»»
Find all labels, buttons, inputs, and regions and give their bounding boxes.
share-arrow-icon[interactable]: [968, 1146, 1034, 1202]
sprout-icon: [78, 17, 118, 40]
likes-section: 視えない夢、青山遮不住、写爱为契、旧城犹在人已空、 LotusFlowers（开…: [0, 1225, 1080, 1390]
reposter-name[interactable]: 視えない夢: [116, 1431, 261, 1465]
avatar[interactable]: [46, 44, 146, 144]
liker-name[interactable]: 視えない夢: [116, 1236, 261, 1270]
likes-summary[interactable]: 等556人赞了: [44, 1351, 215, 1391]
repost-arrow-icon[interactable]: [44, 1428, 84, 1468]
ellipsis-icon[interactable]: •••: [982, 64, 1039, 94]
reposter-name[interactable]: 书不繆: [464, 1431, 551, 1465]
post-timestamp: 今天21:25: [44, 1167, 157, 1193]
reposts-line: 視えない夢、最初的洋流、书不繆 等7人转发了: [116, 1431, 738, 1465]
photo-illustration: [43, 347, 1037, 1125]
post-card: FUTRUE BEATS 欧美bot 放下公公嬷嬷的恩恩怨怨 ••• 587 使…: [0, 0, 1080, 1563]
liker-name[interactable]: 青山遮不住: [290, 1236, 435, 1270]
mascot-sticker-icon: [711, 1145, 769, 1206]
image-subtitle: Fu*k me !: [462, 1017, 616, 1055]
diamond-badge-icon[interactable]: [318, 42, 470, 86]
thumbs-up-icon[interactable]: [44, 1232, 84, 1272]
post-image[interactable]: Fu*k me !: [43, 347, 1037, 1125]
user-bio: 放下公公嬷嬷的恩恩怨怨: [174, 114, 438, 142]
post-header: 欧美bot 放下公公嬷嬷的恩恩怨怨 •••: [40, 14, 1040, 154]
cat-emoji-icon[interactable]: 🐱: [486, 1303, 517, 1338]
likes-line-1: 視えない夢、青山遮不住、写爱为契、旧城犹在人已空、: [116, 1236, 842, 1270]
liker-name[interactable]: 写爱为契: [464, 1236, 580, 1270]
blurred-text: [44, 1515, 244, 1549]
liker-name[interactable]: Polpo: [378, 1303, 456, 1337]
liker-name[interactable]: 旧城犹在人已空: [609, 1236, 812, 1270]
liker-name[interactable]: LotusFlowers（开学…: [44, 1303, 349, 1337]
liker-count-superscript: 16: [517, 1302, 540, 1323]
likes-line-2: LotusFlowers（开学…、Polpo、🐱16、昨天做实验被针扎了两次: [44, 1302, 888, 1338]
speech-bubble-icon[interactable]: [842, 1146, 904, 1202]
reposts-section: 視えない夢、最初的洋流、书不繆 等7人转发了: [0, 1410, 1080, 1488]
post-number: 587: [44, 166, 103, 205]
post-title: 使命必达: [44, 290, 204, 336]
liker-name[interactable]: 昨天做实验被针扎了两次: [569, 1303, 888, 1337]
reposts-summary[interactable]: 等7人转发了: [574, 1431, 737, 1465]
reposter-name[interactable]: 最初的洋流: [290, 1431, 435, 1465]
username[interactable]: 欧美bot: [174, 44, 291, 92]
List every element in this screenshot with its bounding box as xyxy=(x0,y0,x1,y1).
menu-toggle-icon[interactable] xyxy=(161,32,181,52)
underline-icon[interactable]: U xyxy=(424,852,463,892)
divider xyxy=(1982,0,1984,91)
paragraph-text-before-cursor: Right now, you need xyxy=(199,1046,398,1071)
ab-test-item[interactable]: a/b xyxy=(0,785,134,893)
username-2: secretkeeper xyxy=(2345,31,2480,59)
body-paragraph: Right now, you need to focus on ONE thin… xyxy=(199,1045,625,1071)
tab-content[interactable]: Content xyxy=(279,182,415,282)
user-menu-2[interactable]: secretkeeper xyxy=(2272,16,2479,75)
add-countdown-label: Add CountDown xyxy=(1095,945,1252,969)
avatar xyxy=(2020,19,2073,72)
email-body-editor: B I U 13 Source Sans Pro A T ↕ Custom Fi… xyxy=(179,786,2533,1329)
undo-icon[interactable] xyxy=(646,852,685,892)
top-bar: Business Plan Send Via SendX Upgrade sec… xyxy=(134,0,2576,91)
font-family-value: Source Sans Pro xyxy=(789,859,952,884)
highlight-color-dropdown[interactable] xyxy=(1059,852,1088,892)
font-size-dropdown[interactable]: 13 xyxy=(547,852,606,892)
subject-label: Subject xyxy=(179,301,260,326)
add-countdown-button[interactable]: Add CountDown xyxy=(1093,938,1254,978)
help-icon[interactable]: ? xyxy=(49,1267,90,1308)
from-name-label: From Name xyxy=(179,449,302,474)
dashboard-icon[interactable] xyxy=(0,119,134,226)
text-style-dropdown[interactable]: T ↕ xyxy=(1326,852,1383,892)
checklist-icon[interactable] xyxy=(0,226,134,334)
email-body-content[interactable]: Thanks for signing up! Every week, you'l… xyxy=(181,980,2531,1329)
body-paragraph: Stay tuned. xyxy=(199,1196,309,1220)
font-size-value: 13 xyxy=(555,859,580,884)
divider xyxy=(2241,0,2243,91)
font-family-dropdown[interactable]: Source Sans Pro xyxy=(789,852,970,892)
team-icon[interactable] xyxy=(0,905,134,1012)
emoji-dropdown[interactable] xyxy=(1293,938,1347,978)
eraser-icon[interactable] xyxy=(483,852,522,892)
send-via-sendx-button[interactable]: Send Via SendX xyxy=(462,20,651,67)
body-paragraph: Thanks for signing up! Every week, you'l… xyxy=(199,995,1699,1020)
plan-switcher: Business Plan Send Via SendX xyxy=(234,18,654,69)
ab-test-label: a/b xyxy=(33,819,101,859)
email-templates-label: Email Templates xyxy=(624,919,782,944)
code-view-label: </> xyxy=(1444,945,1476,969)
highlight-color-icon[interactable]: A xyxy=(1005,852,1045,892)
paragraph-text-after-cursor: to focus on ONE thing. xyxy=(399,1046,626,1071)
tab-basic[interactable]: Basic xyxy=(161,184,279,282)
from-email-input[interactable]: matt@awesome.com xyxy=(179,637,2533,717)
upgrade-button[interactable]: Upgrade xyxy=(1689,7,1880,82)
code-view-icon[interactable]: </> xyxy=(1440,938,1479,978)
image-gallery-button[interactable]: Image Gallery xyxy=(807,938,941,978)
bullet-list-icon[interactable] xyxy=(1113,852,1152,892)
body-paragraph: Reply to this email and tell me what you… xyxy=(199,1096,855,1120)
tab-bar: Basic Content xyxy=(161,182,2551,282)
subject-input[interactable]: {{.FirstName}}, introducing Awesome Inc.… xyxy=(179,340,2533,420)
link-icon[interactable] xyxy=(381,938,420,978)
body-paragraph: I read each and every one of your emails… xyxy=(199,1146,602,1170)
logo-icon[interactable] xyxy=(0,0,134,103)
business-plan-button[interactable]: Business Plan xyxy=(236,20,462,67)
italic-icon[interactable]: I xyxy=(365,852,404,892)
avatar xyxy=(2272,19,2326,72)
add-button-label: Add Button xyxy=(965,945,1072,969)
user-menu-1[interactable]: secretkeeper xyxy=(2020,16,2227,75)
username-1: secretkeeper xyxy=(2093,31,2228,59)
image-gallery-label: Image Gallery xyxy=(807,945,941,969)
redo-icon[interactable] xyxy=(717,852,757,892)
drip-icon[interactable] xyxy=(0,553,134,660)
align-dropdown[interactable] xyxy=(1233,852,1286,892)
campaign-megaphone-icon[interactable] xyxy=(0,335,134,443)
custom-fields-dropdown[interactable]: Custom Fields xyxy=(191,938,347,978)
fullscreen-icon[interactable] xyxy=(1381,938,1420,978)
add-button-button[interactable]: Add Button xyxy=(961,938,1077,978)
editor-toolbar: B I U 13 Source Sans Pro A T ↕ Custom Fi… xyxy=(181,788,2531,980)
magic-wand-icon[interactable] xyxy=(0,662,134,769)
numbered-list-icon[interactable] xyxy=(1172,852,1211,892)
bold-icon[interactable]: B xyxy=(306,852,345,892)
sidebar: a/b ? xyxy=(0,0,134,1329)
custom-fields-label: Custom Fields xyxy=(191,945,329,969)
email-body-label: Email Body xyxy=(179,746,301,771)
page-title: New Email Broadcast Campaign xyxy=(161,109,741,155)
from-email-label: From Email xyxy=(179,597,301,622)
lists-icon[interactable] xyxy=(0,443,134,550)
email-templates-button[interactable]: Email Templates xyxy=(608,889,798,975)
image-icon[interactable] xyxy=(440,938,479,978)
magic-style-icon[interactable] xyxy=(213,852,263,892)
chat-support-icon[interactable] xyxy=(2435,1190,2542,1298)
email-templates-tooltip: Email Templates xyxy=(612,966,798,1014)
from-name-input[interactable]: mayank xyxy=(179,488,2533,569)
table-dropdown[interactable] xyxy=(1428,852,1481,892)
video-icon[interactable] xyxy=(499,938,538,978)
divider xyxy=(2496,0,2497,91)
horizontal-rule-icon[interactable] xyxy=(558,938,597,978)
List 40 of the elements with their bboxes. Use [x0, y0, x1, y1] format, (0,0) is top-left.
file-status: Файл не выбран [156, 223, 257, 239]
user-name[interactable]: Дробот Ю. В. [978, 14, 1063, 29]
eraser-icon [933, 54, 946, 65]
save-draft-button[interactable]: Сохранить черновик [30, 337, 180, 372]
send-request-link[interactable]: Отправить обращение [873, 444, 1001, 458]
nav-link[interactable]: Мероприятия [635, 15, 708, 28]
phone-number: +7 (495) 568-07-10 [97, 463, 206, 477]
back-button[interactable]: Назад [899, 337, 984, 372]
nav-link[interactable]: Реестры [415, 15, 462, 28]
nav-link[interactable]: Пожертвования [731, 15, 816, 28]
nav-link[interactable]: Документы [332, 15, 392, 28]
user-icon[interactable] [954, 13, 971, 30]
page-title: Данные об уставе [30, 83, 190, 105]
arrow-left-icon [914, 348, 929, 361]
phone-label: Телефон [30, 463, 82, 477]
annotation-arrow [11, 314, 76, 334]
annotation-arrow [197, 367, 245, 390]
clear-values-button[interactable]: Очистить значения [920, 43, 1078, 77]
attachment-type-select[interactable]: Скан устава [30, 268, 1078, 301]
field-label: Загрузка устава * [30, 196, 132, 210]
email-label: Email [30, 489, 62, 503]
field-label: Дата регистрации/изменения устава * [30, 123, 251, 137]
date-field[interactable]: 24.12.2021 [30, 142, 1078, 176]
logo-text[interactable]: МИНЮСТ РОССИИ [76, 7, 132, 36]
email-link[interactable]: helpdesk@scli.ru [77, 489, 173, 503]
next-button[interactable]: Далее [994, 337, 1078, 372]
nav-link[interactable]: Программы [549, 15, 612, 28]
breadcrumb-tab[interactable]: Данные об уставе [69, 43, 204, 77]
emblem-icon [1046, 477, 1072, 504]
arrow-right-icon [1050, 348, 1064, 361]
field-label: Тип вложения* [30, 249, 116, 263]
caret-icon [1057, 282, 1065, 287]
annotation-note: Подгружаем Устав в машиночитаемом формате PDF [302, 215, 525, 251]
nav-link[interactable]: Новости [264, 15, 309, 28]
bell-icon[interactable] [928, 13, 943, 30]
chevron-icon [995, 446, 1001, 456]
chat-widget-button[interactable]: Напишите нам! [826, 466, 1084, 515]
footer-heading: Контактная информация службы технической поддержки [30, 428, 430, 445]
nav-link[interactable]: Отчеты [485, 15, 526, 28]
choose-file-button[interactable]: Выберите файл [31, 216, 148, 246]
««
Exercise requirements: Return, without any change, the lines of the material starting from the beginning and going on through the line that contains "avatar[interactable]: [46, 44, 146, 144]".

Exercise solution:
Find all labels, buttons, inputs, and regions and give their bounding boxes.
share-arrow-icon[interactable]: [968, 1146, 1034, 1202]
sprout-icon: [78, 17, 118, 40]
likes-section: 視えない夢、青山遮不住、写爱为契、旧城犹在人已空、 LotusFlowers（开…: [0, 1225, 1080, 1390]
reposter-name[interactable]: 視えない夢: [116, 1431, 261, 1465]
avatar[interactable]: [46, 44, 146, 144]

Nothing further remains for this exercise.